_What is needed:_
Copy out all the lines where "future" shows up.

_Dataset records:_
↓
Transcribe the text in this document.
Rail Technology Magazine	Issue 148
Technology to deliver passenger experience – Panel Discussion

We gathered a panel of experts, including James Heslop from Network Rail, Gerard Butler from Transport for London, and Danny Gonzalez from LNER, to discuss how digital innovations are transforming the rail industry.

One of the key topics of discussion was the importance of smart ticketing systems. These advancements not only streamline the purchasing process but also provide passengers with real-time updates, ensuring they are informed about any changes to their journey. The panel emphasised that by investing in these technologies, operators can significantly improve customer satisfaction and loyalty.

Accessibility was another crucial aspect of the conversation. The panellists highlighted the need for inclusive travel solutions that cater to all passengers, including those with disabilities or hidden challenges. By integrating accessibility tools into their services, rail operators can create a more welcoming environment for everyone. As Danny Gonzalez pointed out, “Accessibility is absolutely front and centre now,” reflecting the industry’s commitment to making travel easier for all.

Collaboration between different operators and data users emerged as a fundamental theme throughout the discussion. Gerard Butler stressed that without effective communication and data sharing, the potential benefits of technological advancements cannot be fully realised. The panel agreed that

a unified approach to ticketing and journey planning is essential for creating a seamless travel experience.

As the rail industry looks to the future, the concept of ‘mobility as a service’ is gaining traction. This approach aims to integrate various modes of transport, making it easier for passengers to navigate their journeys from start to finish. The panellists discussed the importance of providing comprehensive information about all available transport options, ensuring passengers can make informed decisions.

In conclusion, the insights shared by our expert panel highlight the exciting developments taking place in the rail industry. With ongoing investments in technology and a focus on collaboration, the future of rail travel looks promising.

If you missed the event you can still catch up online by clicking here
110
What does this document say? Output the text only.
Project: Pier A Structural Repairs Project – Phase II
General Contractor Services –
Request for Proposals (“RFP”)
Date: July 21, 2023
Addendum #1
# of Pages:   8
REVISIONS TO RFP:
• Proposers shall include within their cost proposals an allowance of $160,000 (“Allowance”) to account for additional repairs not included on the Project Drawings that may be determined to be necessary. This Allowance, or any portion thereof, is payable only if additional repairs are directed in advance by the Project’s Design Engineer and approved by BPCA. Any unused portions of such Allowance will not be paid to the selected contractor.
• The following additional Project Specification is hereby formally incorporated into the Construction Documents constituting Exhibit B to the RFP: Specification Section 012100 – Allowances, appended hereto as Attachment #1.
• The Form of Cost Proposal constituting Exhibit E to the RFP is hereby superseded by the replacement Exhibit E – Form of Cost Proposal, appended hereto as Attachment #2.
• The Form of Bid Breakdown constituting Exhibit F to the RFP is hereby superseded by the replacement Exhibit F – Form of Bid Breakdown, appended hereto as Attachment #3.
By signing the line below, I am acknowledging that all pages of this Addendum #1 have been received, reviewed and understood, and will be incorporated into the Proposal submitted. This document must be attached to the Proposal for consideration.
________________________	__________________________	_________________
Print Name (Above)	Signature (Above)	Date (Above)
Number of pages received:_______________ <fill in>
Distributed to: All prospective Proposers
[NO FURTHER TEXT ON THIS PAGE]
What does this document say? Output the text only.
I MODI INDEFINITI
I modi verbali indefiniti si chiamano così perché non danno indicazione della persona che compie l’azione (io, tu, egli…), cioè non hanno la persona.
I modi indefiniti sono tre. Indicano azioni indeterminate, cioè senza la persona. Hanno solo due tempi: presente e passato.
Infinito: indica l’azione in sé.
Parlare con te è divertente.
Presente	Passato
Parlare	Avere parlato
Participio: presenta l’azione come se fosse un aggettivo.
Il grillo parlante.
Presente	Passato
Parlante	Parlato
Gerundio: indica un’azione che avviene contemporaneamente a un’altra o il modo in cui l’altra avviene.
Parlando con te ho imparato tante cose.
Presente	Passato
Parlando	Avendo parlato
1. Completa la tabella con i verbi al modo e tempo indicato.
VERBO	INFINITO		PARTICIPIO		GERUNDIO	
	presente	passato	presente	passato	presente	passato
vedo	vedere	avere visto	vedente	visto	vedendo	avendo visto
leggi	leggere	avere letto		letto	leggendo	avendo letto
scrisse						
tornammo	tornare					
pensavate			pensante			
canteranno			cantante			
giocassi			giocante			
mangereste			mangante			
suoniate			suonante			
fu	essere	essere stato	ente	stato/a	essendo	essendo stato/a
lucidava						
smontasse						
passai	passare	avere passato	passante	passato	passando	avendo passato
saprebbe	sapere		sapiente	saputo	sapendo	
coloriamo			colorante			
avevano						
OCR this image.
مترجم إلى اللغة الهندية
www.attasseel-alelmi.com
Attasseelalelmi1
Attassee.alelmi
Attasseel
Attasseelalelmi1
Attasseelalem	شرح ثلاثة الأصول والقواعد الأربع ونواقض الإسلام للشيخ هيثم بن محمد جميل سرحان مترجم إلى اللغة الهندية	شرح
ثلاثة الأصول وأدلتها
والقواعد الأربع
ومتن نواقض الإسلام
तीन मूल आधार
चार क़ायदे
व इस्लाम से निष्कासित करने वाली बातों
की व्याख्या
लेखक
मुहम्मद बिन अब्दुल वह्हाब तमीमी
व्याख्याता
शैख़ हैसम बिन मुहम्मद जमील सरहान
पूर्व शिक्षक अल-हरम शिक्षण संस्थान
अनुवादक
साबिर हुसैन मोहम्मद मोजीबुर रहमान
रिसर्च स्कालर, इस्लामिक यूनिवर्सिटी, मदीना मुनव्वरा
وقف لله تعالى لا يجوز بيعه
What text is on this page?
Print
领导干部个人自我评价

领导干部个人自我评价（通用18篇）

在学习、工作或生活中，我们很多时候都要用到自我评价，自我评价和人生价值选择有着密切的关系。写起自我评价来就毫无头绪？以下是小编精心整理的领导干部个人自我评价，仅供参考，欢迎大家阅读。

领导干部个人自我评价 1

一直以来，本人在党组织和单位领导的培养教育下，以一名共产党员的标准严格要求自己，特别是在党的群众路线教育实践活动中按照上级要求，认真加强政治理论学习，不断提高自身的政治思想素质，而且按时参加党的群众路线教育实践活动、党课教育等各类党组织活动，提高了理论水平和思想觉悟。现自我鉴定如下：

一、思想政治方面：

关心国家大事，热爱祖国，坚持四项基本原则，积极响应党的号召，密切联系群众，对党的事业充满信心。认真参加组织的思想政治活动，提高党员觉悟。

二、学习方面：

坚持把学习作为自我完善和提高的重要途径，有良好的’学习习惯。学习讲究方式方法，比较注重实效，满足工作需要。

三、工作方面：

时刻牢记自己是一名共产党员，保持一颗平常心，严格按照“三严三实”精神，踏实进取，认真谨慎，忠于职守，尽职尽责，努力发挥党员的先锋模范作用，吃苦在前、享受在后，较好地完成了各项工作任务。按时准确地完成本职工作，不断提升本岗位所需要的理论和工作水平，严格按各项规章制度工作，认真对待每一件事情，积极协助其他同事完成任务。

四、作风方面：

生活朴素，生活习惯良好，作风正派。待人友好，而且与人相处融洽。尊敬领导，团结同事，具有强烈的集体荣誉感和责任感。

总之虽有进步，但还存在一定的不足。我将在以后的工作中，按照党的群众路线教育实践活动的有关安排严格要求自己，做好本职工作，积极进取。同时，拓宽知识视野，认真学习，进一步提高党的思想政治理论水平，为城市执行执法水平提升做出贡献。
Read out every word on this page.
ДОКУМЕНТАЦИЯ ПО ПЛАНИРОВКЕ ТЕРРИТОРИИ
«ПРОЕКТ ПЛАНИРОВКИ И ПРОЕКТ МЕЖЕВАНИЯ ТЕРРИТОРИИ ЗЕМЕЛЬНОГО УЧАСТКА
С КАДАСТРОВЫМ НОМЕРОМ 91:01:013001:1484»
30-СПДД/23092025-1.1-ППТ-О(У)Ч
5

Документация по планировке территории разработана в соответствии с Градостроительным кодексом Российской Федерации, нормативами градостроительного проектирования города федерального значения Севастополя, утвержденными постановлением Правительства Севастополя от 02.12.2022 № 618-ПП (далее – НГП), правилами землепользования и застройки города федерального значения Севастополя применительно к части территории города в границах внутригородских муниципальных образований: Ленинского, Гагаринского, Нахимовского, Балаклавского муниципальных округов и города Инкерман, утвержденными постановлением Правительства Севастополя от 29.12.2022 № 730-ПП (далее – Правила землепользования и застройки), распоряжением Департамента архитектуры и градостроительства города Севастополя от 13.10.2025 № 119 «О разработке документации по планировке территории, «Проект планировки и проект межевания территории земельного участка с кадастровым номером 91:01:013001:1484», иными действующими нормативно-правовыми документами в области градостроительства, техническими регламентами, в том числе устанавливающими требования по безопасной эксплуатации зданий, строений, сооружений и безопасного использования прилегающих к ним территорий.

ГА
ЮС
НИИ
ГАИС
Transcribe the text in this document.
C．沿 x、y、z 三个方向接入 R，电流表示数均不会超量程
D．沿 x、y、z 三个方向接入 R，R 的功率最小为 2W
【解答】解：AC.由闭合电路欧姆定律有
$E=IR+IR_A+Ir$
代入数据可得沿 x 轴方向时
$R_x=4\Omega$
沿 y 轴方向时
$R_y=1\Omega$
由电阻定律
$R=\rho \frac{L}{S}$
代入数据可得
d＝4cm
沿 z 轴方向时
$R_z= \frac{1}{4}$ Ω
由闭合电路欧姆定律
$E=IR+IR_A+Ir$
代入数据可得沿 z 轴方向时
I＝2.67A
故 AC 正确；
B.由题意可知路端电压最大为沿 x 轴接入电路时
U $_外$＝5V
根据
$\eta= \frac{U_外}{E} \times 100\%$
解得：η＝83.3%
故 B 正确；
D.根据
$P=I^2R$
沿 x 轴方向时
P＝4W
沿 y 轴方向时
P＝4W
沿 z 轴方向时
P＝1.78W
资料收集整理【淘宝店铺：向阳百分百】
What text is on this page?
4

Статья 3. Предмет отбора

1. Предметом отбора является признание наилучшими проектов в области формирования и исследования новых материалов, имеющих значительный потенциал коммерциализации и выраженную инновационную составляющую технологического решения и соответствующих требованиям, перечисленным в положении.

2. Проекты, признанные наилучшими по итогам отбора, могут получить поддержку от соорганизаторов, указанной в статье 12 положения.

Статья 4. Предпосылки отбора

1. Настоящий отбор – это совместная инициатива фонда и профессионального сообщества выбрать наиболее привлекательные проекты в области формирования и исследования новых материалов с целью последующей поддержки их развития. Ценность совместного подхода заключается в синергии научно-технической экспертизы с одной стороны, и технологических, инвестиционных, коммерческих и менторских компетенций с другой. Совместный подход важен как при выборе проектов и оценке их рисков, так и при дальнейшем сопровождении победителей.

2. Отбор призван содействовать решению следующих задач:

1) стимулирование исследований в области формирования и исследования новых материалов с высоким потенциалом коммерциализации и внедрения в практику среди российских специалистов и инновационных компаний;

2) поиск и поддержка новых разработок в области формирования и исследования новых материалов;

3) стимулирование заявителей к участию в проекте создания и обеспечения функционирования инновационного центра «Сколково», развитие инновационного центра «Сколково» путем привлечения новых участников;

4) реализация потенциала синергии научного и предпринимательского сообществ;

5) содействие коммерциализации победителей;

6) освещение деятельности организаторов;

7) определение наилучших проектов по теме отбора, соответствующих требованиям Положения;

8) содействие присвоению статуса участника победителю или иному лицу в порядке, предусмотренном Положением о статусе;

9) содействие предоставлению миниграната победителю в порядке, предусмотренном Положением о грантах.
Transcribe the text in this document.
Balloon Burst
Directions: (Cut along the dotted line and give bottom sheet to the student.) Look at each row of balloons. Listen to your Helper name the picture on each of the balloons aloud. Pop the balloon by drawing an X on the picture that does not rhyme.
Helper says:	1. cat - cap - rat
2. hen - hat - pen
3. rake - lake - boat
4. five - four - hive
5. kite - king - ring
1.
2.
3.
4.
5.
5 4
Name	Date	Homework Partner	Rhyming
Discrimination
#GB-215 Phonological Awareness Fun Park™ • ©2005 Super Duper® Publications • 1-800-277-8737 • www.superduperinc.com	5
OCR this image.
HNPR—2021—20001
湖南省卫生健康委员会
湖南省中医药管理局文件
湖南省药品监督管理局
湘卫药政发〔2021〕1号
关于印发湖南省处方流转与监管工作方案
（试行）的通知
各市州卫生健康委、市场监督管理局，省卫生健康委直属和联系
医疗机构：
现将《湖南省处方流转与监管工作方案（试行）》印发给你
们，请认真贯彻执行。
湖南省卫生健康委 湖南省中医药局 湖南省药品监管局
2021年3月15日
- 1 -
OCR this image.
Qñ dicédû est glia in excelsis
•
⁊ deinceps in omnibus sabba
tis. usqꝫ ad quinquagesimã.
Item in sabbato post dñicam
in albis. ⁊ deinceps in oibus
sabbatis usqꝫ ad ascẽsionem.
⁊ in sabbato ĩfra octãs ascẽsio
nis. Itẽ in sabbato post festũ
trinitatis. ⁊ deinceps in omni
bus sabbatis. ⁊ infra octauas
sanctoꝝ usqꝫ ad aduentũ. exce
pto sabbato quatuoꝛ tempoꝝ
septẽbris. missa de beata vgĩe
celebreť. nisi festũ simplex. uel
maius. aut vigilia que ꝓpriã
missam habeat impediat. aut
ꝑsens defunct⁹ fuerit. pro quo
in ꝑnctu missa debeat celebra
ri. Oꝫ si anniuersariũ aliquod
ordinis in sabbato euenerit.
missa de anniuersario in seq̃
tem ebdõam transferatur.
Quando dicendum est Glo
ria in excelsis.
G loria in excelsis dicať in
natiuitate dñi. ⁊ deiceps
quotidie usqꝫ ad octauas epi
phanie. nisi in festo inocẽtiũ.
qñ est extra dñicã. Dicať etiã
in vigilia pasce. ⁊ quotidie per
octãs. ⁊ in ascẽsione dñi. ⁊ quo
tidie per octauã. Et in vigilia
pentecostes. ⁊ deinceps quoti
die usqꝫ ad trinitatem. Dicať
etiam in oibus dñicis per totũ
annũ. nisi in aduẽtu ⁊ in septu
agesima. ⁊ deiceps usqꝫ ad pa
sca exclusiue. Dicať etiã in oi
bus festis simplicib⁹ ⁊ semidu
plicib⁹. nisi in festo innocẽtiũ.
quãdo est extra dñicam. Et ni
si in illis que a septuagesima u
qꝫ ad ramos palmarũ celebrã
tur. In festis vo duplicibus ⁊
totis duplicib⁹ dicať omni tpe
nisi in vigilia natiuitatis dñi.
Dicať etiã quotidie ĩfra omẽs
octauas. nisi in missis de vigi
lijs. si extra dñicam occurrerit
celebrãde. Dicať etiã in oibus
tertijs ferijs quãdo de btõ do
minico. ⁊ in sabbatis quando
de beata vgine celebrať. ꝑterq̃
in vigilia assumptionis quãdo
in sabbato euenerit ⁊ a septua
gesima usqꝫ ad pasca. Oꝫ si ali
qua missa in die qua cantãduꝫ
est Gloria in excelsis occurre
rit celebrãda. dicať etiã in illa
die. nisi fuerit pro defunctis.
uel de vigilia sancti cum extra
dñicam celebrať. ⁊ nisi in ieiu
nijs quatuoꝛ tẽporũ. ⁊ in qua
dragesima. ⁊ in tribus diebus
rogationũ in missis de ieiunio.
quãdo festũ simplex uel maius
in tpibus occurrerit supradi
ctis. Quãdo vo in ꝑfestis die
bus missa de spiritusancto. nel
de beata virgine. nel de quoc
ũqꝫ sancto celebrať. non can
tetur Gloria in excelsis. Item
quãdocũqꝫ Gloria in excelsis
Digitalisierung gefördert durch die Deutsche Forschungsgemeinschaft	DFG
↑
_Exercise result:_
As the rail industry looks to the future, the concept of ‘mobility as a service’ is gaining traction. This approach aims to integrate various modes of transport, making it easier for passengers to navigate their journeys from start to finish. The panellists discussed the importance of providing comprehensive information about all available transport options, ensuring passengers can make informed decisions.
In conclusion, the insights shared by our expert panel highlight the exciting developments taking place in the rail industry. With ongoing investments in technology and a focus on collaboration, the future of rail travel looks promising.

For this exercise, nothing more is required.